• _Input records_

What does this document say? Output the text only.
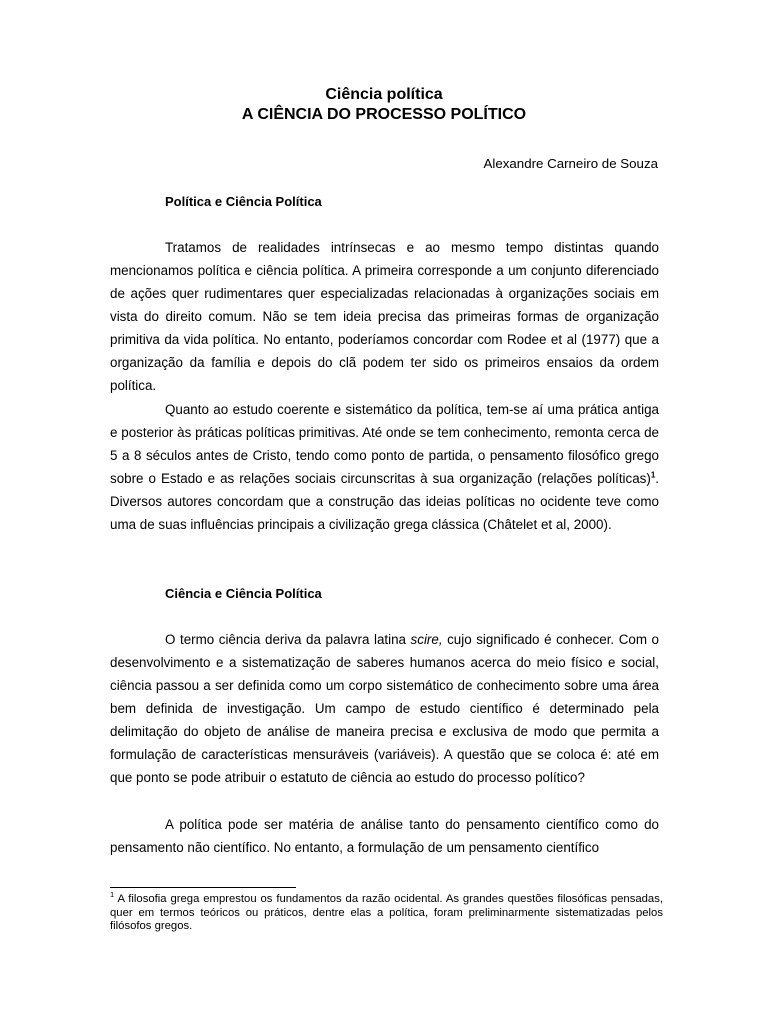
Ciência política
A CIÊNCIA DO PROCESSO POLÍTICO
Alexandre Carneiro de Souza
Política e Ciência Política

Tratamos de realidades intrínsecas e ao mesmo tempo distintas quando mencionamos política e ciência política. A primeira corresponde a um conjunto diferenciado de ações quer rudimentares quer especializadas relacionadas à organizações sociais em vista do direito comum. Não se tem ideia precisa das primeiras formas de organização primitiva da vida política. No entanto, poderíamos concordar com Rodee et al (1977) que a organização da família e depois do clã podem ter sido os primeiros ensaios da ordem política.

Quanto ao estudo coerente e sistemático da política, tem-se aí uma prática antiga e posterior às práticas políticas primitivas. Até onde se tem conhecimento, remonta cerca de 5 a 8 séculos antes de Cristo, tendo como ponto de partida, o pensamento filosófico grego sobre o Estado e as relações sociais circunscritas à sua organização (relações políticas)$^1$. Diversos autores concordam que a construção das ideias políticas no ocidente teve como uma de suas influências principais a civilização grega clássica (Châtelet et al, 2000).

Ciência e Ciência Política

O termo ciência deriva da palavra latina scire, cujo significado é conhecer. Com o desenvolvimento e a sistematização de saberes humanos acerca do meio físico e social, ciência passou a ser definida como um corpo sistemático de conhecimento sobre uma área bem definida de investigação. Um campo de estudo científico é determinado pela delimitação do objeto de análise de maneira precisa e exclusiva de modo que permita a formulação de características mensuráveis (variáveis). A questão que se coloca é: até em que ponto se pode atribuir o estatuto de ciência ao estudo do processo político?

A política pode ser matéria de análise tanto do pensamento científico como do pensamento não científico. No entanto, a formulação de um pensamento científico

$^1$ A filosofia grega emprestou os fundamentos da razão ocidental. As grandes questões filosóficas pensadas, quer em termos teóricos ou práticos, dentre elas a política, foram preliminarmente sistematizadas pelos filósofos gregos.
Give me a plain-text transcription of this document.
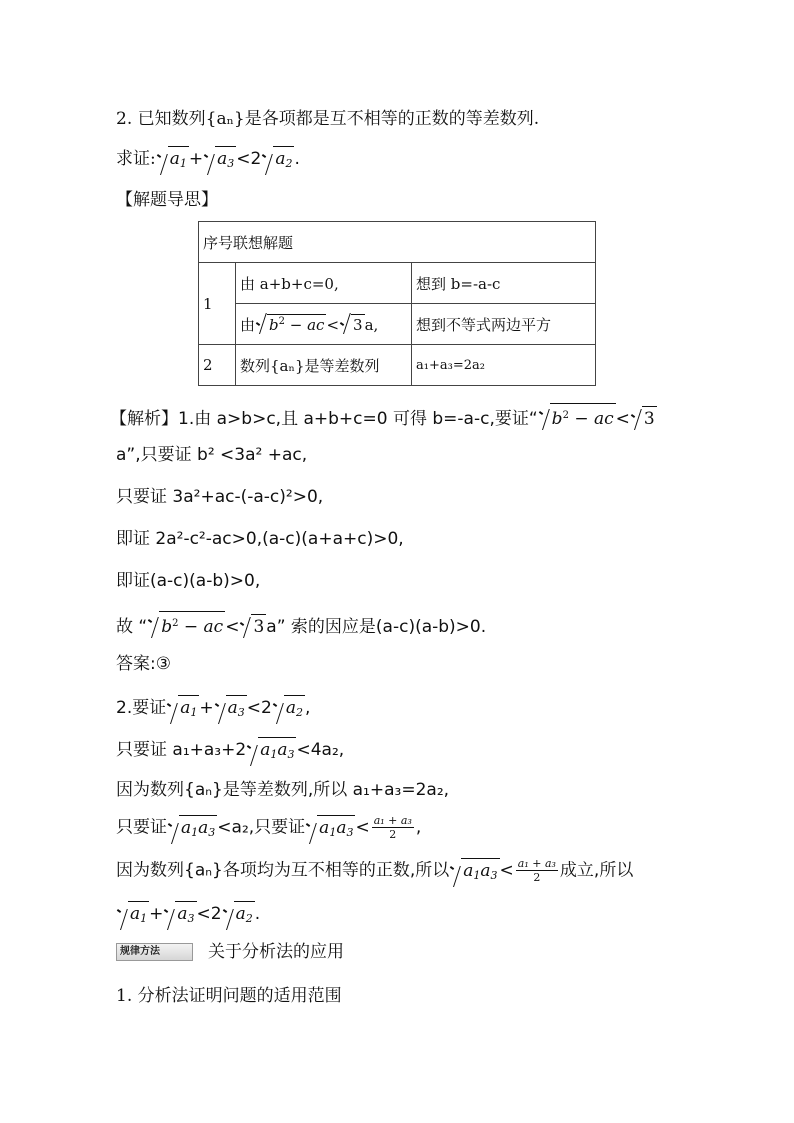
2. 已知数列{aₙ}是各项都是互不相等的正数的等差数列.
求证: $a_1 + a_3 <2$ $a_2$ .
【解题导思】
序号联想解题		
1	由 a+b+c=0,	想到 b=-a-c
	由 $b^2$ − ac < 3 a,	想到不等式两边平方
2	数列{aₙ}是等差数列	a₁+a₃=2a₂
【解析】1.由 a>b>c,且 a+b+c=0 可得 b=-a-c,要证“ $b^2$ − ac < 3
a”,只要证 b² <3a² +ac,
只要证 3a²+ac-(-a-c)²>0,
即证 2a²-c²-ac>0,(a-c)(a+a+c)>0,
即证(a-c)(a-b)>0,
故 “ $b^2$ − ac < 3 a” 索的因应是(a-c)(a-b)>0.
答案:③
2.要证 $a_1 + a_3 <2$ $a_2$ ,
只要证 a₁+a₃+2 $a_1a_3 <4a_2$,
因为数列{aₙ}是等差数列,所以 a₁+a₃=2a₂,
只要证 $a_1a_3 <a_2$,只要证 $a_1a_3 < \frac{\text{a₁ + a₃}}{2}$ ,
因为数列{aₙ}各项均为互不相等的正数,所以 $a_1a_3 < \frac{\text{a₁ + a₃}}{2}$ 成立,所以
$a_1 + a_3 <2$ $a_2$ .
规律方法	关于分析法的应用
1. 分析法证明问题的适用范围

• _Work instructions_
Identify each line holding the string "是等差数列", and copy it out.

• _Solution to this problem_
2	数列{aₙ}是等差数列	a₁+a₃=2a₂
因为数列{aₙ}是等差数列,所以 a₁+a₃=2a₂,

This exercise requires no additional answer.